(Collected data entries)

+--

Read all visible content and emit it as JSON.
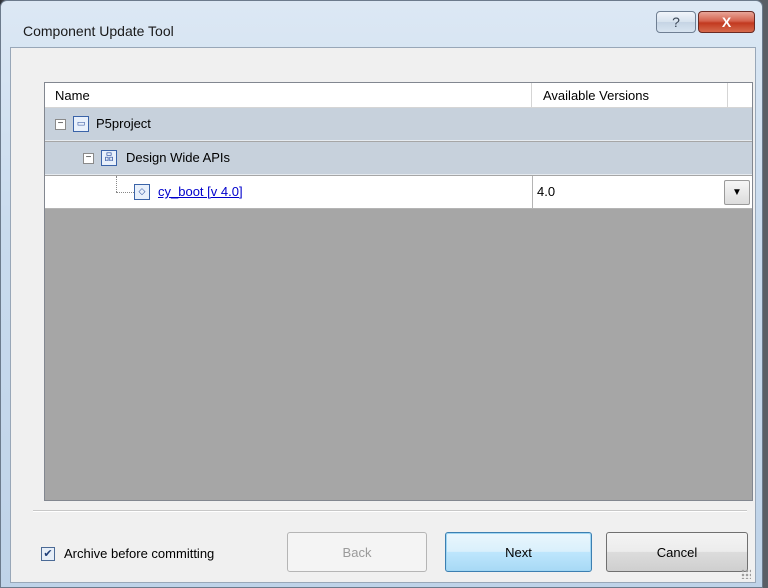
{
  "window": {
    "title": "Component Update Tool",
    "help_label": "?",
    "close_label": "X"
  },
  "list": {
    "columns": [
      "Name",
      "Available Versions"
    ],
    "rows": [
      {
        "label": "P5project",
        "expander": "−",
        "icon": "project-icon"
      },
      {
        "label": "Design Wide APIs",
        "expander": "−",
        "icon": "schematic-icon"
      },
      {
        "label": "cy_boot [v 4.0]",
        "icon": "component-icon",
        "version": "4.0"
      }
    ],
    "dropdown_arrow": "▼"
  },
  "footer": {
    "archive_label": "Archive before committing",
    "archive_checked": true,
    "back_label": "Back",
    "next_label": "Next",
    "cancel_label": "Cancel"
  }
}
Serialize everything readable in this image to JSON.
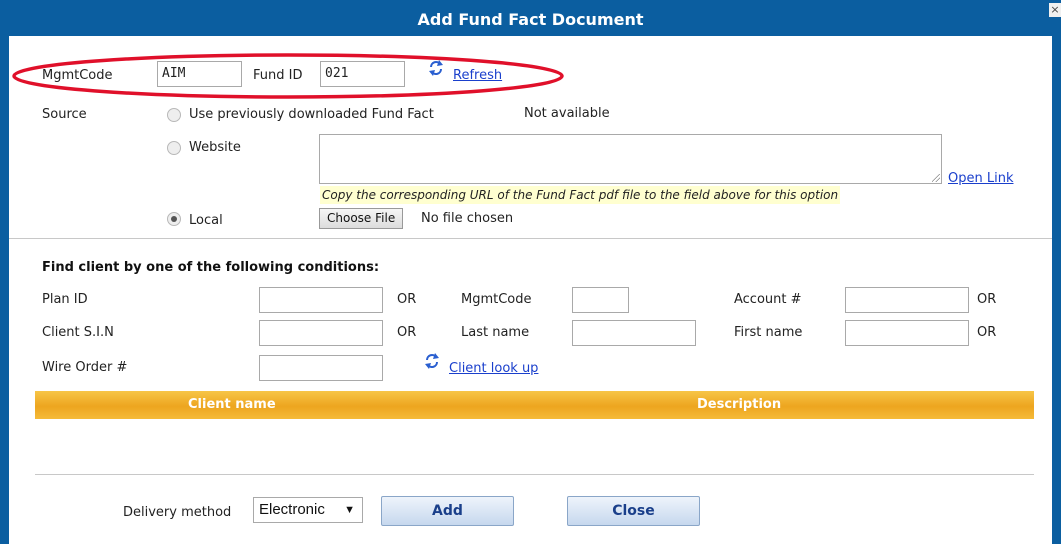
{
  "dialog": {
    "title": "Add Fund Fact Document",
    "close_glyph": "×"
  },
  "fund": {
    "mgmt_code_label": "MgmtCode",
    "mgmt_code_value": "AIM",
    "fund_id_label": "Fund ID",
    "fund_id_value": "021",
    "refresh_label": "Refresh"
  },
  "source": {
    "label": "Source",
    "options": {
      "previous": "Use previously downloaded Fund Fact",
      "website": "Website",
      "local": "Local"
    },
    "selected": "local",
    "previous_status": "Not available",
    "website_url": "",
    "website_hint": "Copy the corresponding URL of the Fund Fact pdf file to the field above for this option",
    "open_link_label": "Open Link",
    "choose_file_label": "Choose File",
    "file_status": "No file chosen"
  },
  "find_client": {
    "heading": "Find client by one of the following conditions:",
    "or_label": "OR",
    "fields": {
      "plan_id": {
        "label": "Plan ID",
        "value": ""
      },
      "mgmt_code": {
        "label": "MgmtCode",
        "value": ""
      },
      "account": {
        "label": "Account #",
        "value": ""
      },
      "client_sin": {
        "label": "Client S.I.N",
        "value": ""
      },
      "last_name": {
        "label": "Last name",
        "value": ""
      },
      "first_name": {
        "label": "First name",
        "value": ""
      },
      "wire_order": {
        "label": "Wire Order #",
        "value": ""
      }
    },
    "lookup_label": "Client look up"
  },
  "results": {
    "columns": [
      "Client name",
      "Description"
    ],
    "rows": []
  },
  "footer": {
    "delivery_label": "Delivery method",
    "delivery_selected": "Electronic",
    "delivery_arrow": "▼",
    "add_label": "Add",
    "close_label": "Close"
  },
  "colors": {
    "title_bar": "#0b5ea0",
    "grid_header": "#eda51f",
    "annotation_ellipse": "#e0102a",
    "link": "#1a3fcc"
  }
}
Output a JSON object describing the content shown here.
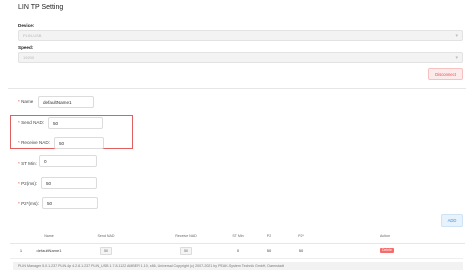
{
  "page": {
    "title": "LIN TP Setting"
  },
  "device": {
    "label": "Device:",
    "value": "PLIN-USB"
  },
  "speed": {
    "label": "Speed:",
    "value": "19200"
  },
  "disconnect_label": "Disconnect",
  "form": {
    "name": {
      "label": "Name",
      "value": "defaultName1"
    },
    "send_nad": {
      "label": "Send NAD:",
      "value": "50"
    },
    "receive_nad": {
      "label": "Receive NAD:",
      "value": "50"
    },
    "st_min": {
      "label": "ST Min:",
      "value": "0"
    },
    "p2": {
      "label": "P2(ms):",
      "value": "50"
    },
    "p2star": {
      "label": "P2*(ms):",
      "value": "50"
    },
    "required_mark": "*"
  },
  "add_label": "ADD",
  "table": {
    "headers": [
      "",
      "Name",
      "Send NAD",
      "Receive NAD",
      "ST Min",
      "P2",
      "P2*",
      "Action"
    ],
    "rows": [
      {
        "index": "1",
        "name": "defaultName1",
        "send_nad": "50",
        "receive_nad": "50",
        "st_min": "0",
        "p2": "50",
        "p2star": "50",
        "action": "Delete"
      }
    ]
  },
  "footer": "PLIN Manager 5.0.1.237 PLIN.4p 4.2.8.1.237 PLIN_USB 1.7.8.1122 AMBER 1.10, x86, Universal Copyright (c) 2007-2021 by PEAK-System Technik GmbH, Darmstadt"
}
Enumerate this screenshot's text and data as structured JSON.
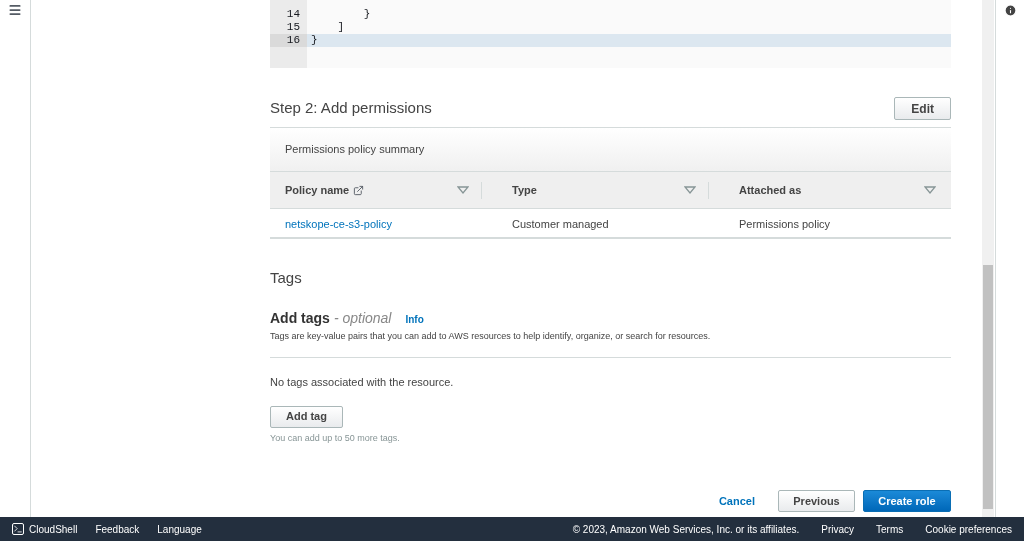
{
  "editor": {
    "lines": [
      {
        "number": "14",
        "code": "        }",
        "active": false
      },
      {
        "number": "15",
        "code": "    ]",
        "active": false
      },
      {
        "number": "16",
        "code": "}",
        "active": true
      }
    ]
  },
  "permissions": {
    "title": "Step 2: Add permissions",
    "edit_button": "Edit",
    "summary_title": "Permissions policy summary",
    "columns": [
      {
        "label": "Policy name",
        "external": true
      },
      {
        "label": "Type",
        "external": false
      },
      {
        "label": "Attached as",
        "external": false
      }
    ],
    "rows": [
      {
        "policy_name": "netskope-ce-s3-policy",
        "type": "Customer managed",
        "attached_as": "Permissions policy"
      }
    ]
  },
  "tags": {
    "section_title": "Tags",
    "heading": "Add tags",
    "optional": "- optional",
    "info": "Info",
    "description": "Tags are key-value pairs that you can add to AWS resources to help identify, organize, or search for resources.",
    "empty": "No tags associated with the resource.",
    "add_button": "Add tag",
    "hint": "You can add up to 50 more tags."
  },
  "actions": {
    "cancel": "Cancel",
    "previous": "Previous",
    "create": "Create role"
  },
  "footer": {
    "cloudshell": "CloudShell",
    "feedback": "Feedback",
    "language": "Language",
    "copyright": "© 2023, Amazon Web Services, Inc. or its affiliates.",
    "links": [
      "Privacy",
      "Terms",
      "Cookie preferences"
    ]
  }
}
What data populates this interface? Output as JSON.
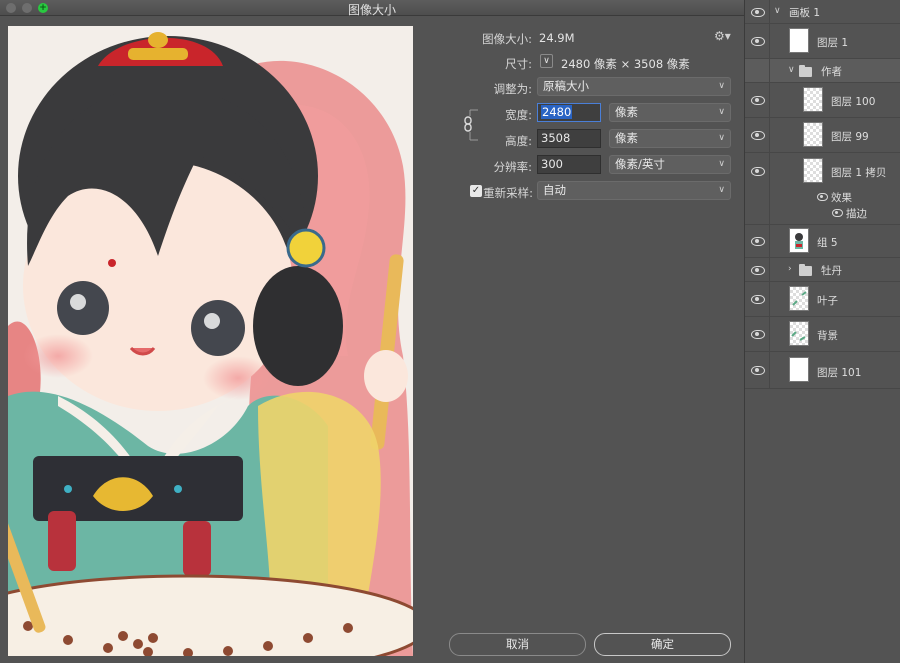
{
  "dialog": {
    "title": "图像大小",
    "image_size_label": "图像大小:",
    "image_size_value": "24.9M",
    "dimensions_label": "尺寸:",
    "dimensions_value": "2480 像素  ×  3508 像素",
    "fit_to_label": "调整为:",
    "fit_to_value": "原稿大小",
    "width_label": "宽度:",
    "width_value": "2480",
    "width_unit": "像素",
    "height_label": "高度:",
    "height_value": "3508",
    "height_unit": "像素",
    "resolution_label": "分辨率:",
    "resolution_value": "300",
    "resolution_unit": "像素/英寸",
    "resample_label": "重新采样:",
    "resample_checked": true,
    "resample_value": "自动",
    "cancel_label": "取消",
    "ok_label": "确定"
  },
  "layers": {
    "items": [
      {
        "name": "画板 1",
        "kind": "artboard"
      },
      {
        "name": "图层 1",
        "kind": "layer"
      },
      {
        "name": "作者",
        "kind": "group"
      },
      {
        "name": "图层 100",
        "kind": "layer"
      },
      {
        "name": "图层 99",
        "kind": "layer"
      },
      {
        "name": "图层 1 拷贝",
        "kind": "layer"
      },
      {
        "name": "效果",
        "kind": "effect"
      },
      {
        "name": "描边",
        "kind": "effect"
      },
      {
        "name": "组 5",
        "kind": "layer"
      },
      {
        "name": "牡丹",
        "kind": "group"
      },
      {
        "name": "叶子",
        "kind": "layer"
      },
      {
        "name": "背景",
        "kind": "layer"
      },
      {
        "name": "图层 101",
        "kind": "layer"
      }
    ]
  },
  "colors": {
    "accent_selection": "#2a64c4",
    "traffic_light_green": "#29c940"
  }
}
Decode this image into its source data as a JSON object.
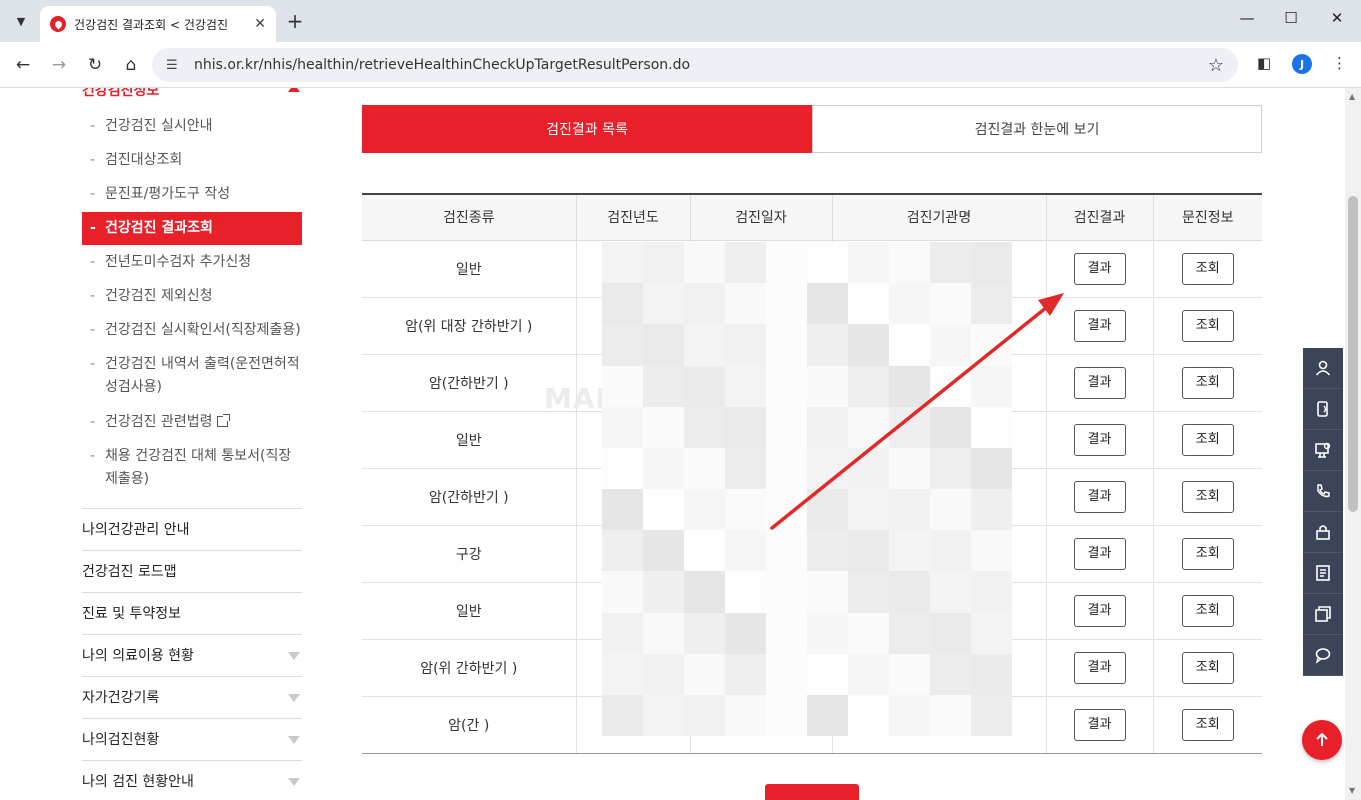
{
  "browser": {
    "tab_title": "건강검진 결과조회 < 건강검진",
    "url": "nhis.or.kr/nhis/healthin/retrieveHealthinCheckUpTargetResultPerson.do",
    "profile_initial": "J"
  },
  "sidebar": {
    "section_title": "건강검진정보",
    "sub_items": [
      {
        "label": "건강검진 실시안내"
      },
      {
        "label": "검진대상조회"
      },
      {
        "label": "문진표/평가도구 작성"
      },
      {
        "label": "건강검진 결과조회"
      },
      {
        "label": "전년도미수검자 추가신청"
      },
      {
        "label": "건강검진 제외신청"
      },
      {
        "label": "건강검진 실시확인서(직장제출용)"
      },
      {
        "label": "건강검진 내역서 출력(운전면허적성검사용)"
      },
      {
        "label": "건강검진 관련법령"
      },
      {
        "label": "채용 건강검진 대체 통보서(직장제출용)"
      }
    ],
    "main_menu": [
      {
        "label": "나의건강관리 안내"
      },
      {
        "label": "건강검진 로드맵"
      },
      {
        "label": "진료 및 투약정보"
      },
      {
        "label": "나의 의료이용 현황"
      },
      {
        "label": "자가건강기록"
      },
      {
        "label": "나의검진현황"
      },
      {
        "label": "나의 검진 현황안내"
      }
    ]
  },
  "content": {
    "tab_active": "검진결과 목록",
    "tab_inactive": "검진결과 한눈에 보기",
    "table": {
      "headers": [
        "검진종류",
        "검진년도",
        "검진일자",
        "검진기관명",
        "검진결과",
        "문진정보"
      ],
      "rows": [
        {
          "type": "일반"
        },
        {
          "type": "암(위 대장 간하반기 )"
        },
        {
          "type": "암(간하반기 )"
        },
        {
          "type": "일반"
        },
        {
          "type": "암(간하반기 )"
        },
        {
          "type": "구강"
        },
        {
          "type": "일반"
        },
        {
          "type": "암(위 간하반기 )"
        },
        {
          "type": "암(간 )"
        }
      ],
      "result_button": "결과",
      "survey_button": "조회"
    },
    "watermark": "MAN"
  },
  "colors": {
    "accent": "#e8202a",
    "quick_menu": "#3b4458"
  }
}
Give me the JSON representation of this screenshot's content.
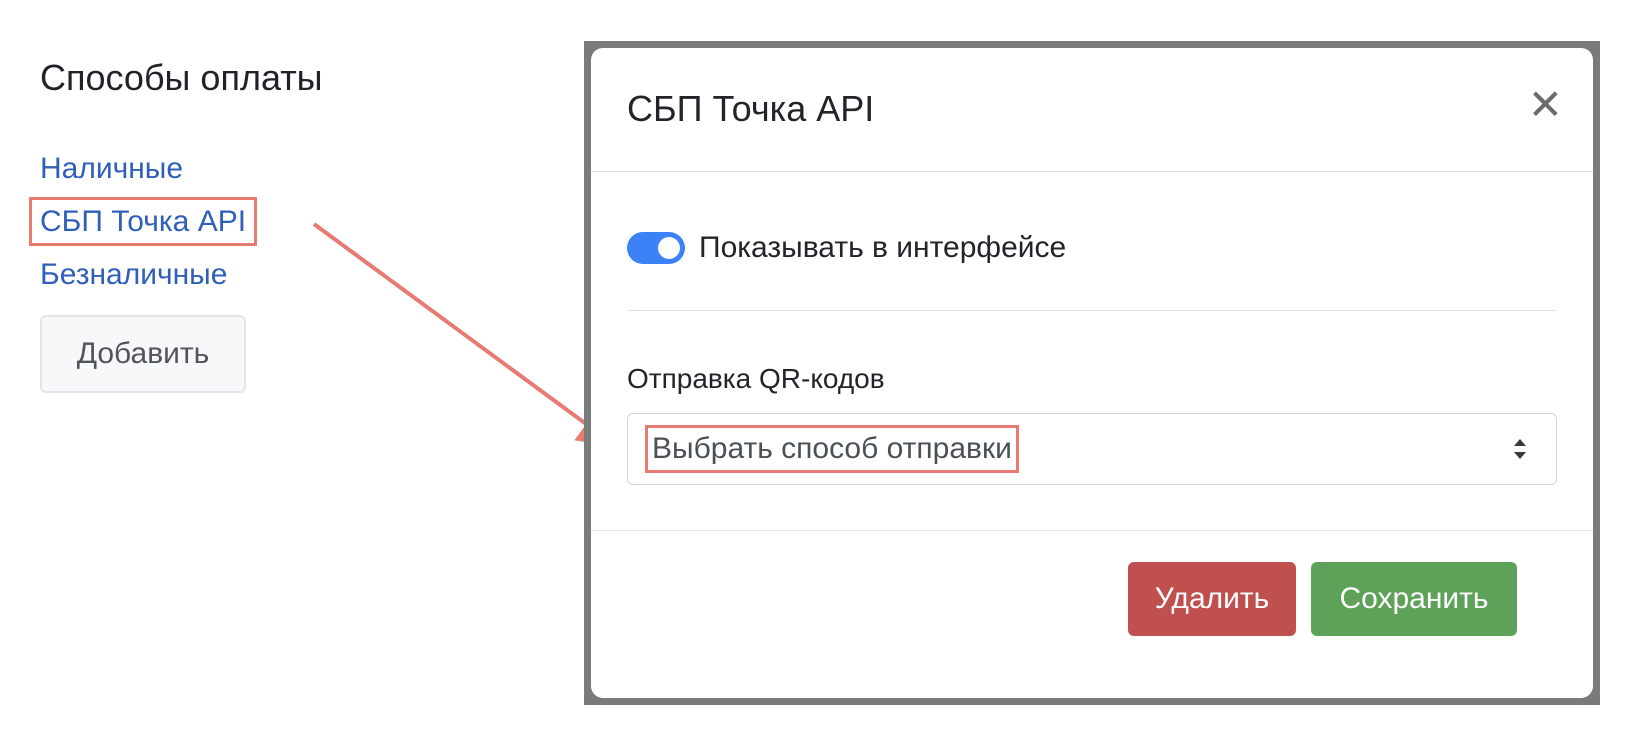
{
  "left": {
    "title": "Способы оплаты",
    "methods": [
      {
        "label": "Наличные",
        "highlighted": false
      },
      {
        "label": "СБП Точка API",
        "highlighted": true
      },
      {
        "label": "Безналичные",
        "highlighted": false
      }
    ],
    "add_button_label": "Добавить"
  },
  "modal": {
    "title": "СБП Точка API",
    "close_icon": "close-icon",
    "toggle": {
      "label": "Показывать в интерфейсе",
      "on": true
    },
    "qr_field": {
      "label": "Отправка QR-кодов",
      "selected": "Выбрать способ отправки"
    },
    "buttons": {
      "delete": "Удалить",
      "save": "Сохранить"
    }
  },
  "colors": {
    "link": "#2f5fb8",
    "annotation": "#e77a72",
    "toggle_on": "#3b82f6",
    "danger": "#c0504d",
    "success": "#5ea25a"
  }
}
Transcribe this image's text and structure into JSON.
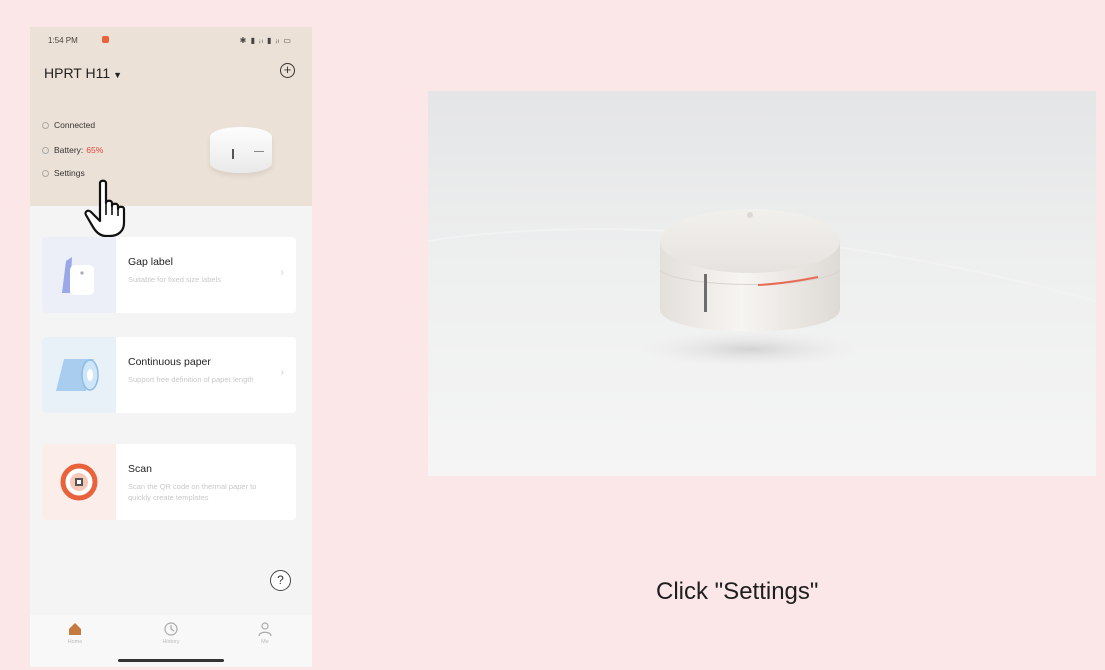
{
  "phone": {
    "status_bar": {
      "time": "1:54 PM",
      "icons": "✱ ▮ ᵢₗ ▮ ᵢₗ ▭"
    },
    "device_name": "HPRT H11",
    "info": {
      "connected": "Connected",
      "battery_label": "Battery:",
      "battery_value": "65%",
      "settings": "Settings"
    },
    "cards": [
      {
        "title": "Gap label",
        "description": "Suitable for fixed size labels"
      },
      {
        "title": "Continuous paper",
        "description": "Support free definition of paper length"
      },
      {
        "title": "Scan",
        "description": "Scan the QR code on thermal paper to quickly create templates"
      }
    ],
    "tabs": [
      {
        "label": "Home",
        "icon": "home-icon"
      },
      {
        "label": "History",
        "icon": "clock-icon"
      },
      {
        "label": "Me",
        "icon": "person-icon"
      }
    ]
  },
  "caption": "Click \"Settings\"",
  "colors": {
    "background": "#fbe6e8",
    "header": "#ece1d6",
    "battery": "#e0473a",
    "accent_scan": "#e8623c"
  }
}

+--

[The exercise]:
The lines to collect are those holding the string "text"; copy them all.

[Answer for this exercise]:
Enumerate this screenshot's text and data as structured JSON.
Transcribe this image's text and structure into JSON.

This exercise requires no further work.